• [What you should do]: Sift the listing for lines that hold the string "Sales" and pull them out.

• [Provided data]:

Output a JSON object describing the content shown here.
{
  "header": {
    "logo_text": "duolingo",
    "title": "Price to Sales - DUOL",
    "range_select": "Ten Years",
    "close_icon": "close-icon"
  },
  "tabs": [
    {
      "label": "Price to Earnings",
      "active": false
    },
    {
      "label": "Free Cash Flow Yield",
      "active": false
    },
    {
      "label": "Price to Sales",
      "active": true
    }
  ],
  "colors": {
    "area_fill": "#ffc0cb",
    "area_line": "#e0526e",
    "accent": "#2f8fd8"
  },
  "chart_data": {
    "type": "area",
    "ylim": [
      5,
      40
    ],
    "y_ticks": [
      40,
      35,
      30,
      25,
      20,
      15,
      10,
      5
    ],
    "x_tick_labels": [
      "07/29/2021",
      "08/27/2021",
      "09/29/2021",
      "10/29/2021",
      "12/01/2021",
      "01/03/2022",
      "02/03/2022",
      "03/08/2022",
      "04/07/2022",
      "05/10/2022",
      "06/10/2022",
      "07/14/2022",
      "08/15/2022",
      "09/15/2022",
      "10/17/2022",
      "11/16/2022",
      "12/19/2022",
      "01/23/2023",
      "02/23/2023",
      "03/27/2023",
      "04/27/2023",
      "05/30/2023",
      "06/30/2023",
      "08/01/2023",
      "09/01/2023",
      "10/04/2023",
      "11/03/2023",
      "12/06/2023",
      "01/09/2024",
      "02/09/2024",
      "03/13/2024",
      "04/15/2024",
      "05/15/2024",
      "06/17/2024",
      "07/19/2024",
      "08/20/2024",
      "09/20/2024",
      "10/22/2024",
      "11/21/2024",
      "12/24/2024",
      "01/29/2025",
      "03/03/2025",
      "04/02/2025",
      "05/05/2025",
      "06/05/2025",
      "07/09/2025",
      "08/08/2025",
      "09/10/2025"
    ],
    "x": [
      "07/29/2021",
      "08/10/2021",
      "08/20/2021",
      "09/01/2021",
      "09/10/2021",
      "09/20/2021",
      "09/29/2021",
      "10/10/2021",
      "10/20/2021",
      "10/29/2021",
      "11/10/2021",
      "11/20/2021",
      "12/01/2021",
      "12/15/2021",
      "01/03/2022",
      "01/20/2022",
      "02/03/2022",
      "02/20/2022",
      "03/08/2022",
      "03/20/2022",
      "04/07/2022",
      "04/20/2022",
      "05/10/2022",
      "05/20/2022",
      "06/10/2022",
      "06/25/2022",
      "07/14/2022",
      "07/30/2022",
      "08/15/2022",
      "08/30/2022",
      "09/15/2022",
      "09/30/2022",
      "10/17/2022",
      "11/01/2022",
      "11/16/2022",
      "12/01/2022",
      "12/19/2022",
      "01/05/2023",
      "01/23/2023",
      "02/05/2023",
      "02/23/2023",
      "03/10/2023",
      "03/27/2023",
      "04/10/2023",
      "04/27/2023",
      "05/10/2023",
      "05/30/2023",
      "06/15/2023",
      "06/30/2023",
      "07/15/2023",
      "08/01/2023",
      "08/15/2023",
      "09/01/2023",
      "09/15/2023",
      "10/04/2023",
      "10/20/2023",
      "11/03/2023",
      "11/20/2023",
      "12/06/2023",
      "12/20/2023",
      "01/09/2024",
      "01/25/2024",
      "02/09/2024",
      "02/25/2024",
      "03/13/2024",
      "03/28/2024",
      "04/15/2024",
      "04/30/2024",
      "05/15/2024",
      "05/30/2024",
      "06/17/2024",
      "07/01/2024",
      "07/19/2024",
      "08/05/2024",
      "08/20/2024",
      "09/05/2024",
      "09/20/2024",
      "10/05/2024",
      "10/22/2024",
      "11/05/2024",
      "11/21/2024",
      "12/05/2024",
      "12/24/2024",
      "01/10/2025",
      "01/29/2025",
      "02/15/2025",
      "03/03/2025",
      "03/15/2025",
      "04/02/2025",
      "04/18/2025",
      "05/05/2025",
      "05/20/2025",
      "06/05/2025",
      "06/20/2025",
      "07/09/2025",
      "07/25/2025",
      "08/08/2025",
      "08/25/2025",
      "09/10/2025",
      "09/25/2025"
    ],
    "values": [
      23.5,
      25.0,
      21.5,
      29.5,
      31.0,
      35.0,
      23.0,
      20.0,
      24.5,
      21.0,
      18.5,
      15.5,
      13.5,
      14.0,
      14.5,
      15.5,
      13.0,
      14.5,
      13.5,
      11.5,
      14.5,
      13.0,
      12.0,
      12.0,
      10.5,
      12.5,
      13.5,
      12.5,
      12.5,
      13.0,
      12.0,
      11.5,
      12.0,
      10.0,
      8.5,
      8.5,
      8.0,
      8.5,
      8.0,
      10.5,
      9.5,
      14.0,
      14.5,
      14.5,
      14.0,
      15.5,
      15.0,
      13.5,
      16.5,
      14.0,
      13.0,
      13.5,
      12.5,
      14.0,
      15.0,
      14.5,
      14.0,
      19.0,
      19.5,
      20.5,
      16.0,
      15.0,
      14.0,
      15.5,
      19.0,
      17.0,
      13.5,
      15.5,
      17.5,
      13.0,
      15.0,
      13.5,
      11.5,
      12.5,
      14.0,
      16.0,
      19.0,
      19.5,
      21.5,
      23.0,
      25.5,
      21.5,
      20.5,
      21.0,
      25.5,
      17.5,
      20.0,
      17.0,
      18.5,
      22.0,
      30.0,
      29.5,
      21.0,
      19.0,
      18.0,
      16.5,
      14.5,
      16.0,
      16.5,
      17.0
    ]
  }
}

• [Exercise solution]:
    "title": "Price to Sales - DUOL",
      "label": "Price to Sales",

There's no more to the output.